**PROBLEM DETAILS:**
Skip every picture and copy only the lines from the one containing "Decode this image" to the final line of the records below.

**INFORMATION SHOWN:**
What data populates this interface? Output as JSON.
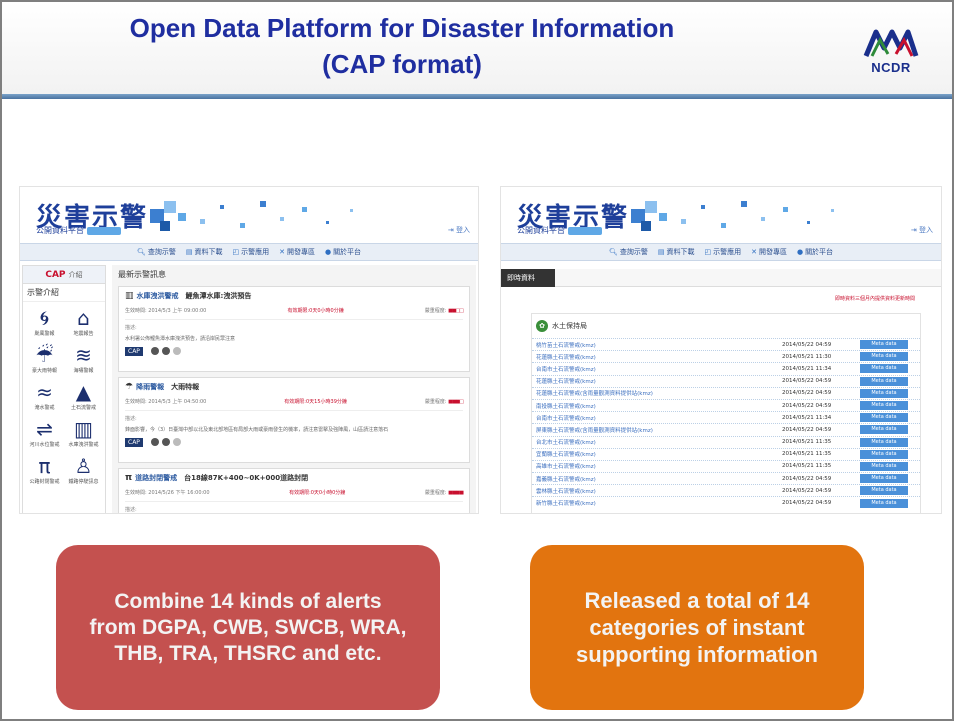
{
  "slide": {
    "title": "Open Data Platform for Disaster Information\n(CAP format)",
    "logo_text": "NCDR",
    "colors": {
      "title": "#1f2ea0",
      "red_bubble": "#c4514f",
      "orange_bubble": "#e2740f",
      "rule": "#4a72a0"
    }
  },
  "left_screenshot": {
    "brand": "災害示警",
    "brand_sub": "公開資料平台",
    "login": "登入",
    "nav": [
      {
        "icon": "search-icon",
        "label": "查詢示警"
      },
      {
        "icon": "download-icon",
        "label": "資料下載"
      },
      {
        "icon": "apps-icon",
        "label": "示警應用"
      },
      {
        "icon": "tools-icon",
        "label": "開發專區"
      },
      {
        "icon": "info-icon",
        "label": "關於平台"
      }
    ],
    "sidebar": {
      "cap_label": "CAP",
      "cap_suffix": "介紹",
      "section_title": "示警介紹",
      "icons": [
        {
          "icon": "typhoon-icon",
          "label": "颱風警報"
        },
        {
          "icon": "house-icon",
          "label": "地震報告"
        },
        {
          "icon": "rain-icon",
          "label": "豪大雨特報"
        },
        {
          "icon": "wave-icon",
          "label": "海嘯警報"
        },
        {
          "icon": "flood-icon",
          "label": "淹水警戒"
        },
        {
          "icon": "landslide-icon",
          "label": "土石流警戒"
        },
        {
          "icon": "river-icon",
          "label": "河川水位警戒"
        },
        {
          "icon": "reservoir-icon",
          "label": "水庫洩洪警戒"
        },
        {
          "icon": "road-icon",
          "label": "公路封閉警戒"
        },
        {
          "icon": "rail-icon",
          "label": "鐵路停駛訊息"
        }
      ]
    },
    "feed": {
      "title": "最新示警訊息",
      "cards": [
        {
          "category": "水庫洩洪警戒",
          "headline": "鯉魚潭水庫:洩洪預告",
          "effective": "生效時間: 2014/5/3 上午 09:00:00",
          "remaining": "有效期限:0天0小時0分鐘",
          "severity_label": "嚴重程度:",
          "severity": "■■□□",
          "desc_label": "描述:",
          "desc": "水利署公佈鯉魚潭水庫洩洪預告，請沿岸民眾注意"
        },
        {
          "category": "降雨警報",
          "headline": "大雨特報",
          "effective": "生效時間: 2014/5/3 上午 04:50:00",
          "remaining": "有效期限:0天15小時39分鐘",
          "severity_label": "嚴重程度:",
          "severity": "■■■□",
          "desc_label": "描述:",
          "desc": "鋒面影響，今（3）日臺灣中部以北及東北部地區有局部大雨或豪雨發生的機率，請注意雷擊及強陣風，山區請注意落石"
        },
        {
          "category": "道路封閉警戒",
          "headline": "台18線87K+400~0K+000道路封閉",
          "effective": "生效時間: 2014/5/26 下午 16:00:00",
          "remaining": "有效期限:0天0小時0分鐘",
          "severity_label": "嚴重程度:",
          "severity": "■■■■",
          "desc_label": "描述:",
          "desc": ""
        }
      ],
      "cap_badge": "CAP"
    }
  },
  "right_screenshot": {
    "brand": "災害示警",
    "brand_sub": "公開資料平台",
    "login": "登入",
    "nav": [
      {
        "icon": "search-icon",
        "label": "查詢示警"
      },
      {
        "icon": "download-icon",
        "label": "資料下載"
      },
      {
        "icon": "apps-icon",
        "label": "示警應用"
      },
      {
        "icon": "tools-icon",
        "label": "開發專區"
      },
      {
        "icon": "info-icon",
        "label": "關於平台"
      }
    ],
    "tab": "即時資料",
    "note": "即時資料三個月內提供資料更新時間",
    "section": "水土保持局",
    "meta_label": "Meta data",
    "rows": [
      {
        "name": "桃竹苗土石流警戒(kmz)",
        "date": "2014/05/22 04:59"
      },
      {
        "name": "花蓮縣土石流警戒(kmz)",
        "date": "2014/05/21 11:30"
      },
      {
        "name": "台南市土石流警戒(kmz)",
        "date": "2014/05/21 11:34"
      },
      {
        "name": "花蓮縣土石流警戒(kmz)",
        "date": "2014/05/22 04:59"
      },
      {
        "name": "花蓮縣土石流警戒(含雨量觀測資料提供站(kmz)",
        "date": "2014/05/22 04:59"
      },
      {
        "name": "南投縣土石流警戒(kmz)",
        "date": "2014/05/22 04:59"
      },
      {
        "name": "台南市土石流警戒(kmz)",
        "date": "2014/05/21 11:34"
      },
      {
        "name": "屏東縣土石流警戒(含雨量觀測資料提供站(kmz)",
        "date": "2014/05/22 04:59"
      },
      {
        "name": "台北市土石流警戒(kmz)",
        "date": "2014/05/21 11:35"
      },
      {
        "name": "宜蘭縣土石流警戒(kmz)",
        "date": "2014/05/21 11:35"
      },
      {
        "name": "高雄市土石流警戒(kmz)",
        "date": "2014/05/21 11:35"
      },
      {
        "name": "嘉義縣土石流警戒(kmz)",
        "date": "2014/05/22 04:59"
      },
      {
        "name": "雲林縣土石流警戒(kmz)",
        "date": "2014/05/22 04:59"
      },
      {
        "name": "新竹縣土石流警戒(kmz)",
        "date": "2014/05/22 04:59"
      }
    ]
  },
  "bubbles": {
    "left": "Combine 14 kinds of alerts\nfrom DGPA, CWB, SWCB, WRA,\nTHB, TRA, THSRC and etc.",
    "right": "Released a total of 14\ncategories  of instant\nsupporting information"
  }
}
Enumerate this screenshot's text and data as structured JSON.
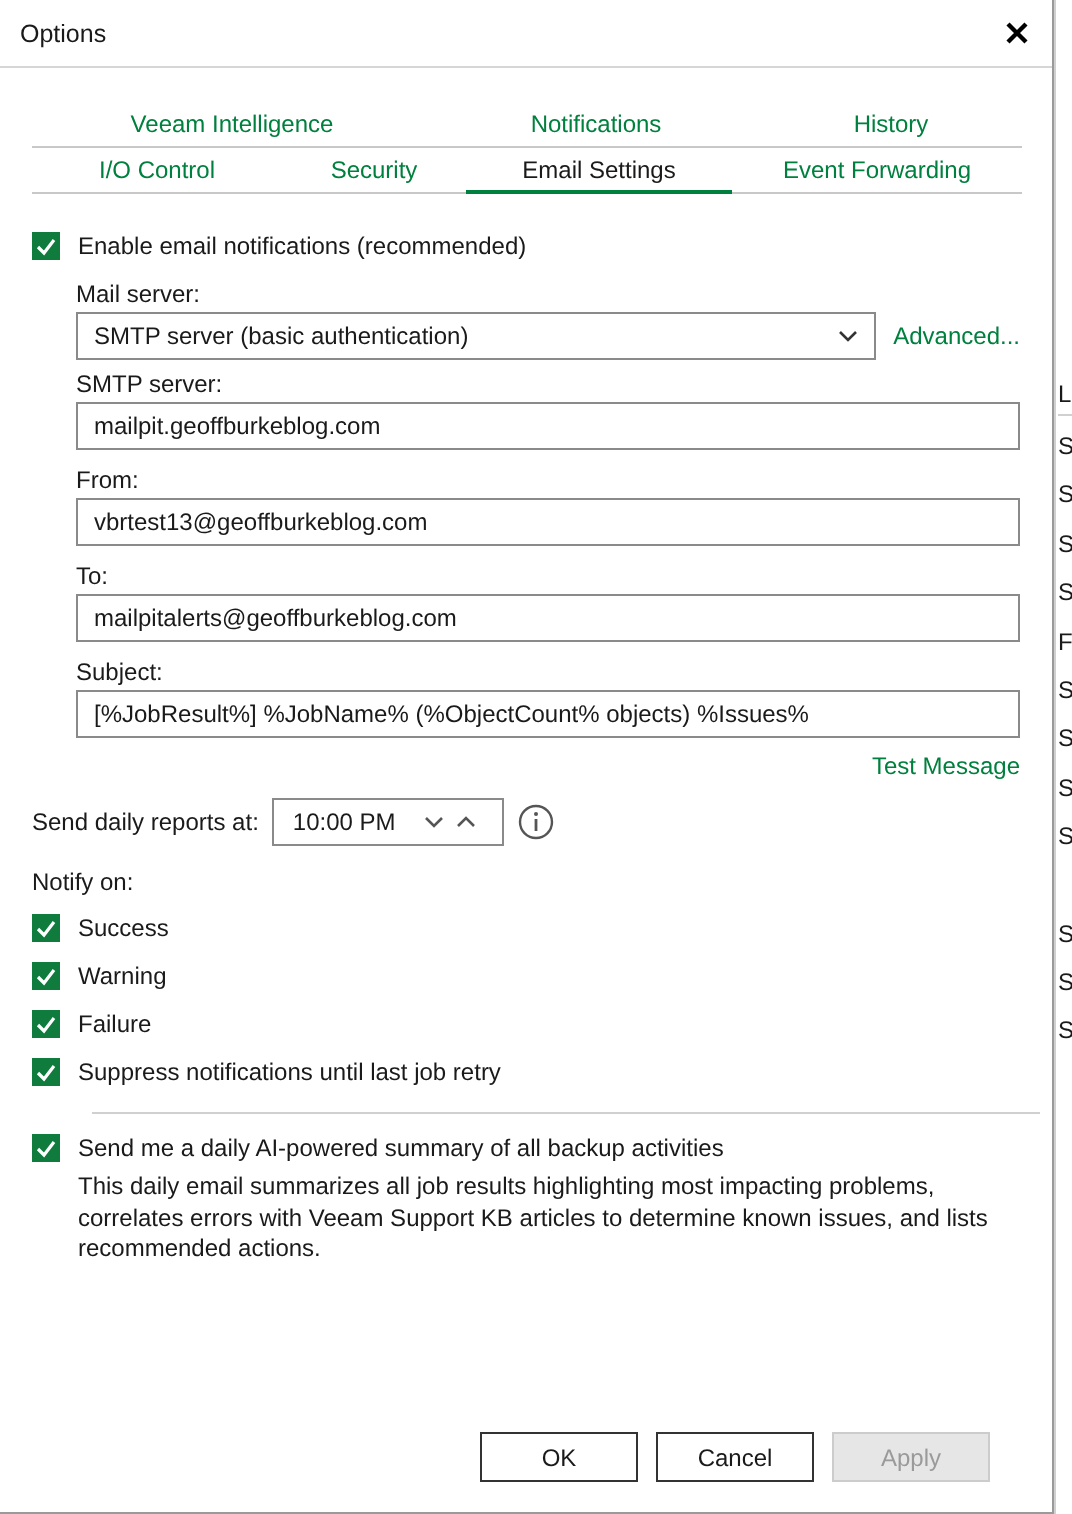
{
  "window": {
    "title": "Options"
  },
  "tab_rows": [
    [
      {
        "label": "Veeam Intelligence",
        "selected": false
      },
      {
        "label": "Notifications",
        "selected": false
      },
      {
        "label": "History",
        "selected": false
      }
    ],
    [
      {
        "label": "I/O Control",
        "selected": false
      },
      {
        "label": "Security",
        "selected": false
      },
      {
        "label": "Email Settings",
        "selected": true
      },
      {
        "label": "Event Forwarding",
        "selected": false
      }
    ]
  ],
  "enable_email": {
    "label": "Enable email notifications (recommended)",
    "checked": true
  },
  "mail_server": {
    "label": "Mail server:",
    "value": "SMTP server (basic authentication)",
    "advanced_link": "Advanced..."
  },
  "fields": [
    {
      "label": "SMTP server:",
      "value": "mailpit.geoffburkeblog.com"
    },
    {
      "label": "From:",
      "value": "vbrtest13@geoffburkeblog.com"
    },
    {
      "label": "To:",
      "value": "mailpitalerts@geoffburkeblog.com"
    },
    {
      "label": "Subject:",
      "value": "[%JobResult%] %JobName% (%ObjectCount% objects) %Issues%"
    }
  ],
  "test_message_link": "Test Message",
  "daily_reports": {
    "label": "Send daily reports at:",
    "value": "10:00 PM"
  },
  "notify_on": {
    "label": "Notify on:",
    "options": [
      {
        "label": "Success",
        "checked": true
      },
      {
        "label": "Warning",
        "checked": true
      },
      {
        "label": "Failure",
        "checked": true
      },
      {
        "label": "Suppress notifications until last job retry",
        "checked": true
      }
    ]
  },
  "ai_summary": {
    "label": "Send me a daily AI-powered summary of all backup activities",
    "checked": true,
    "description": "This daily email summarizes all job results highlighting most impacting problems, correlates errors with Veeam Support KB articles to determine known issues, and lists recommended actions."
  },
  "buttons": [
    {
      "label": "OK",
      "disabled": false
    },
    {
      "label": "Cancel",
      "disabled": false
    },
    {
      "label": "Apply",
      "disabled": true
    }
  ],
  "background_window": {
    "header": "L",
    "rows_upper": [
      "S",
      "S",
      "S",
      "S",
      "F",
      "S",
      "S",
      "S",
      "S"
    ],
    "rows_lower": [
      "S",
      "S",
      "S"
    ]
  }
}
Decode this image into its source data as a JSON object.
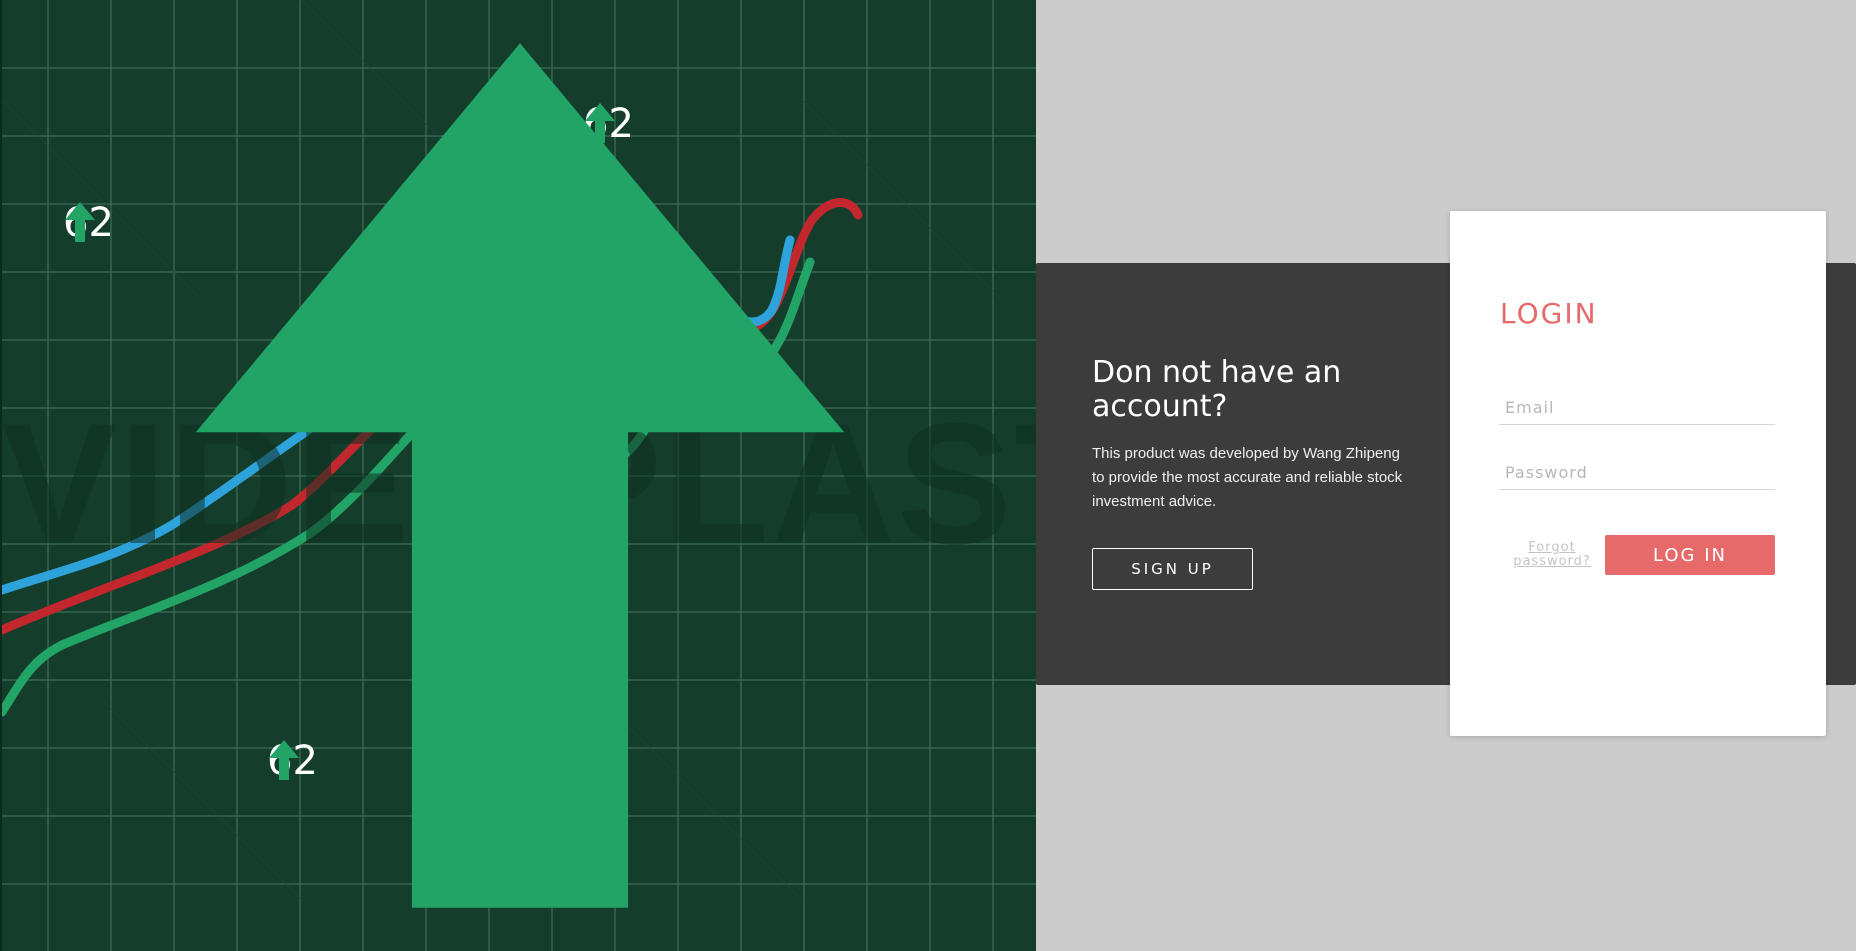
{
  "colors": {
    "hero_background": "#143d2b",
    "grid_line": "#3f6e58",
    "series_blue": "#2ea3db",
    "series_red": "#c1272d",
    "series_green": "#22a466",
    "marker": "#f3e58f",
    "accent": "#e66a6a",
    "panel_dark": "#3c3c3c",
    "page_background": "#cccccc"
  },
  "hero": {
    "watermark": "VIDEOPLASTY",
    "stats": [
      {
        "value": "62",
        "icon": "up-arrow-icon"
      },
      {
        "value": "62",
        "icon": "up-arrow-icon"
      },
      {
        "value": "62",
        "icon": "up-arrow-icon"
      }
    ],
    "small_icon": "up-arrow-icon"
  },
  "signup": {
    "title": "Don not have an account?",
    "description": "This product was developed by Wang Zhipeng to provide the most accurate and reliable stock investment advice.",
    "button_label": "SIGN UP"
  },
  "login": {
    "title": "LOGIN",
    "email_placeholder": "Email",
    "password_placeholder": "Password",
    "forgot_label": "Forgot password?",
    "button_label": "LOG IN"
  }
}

**EXERCISE RESPONSE:**
Decode this image into its source data as a JSON object.
{
  "colors": {
    "hero_background": "#143d2b",
    "grid_line": "#3f6e58",
    "series_blue": "#2ea3db",
    "series_red": "#c1272d",
    "series_green": "#22a466",
    "marker": "#f3e58f",
    "accent": "#e66a6a",
    "panel_dark": "#3c3c3c",
    "page_background": "#cccccc"
  },
  "hero": {
    "watermark": "VIDEOPLASTY",
    "stats": [
      {
        "value": "62",
        "icon": "up-arrow-icon"
      },
      {
        "value": "62",
        "icon": "up-arrow-icon"
      },
      {
        "value": "62",
        "icon": "up-arrow-icon"
      }
    ],
    "small_icon": "up-arrow-icon"
  },
  "signup": {
    "title": "Don not have an account?",
    "description": "This product was developed by Wang Zhipeng to provide the most accurate and reliable stock investment advice.",
    "button_label": "SIGN UP"
  },
  "login": {
    "title": "LOGIN",
    "email_placeholder": "Email",
    "password_placeholder": "Password",
    "forgot_label": "Forgot password?",
    "button_label": "LOG IN"
  }
}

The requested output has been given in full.